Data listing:
____

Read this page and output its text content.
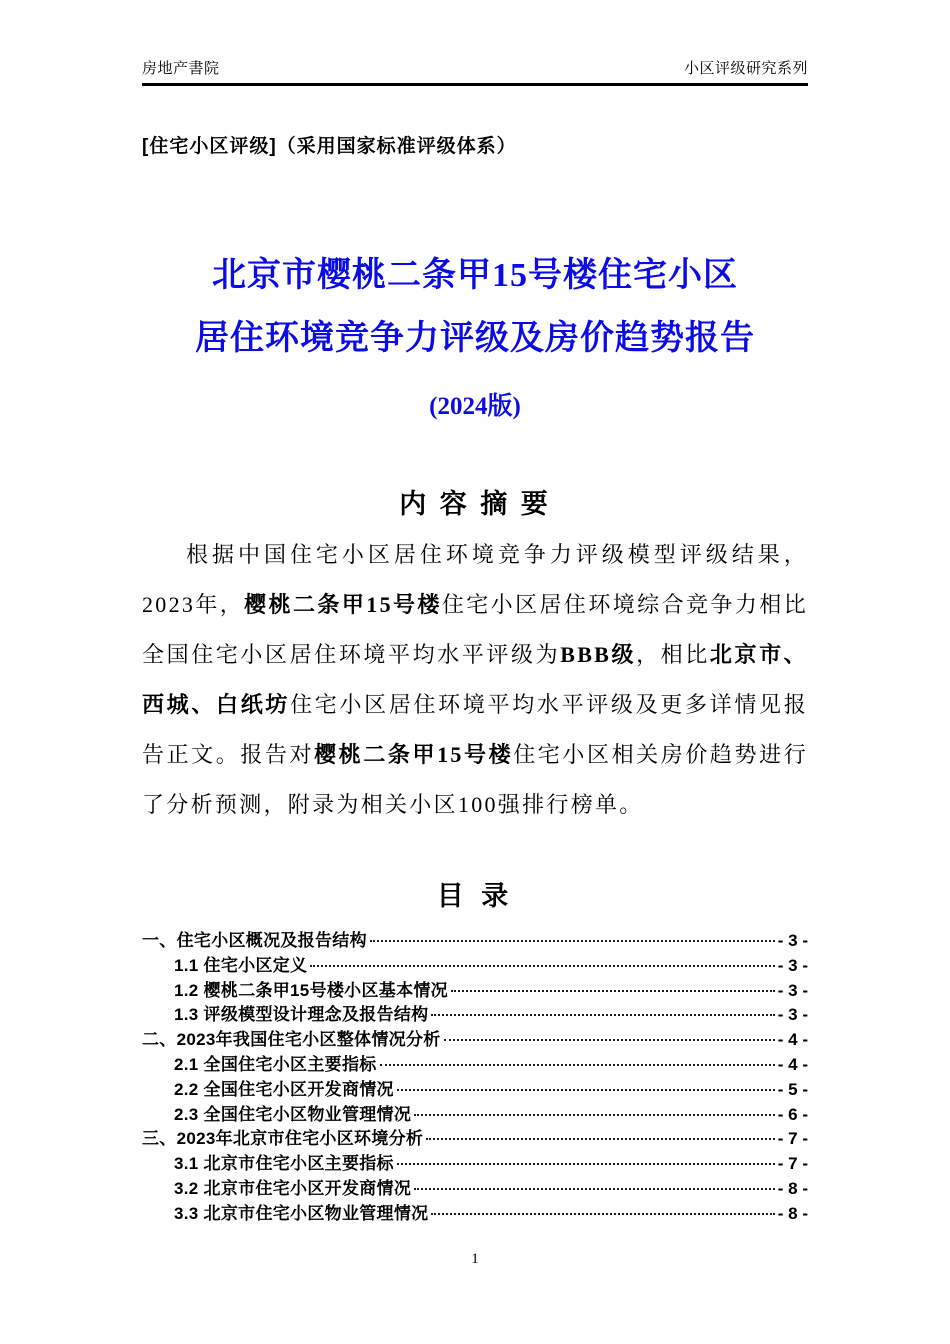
房地产書院	小区评级研究系列
[住宅小区评级]（采用国家标准评级体系）
北京市樱桃二条甲15号楼住宅小区
居住环境竞争力评级及房价趋势报告
(2024版)
内 容 摘 要

根据中国住宅小区居住环境竞争力评级模型评级结果，2023年，樱桃二条甲15号楼住宅小区居住环境综合竞争力相比全国住宅小区居住环境平均水平评级为BBB级，相比北京市、西城、白纸坊住宅小区居住环境平均水平评级及更多详情见报告正文。报告对樱桃二条甲15号楼住宅小区相关房价趋势进行了分析预测，附录为相关小区100强排行榜单。

目 录
一、住宅小区概况及报告结构	- 3 -
1.1 住宅小区定义	- 3 -
1.2 樱桃二条甲15号楼小区基本情况	- 3 -
1.3 评级模型设计理念及报告结构	- 3 -
二、2023年我国住宅小区整体情况分析	- 4 -
2.1 全国住宅小区主要指标	- 4 -
2.2 全国住宅小区开发商情况	- 5 -
2.3 全国住宅小区物业管理情况	- 6 -
三、2023年北京市住宅小区环境分析	- 7 -
3.1 北京市住宅小区主要指标	- 7 -
3.2 北京市住宅小区开发商情况	- 8 -
3.3 北京市住宅小区物业管理情况	- 8 -
1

____

* **Task directions**
Pictures are excluded; copy all other data exactly as shown.

* **Reply to the exercise**
Read this page and output its text content.
房地产書院	小区评级研究系列
[住宅小区评级]（采用国家标准评级体系）
北京市樱桃二条甲15号楼住宅小区
居住环境竞争力评级及房价趋势报告
(2024版)
内 容 摘 要

根据中国住宅小区居住环境竞争力评级模型评级结果，2023年，樱桃二条甲15号楼住宅小区居住环境综合竞争力相比全国住宅小区居住环境平均水平评级为BBB级，相比北京市、西城、白纸坊住宅小区居住环境平均水平评级及更多详情见报告正文。报告对樱桃二条甲15号楼住宅小区相关房价趋势进行了分析预测，附录为相关小区100强排行榜单。

目 录
一、住宅小区概况及报告结构	- 3 -
1.1 住宅小区定义	- 3 -
1.2 樱桃二条甲15号楼小区基本情况	- 3 -
1.3 评级模型设计理念及报告结构	- 3 -
二、2023年我国住宅小区整体情况分析	- 4 -
2.1 全国住宅小区主要指标	- 4 -
2.2 全国住宅小区开发商情况	- 5 -
2.3 全国住宅小区物业管理情况	- 6 -
三、2023年北京市住宅小区环境分析	- 7 -
3.1 北京市住宅小区主要指标	- 7 -
3.2 北京市住宅小区开发商情况	- 8 -
3.3 北京市住宅小区物业管理情况	- 8 -
1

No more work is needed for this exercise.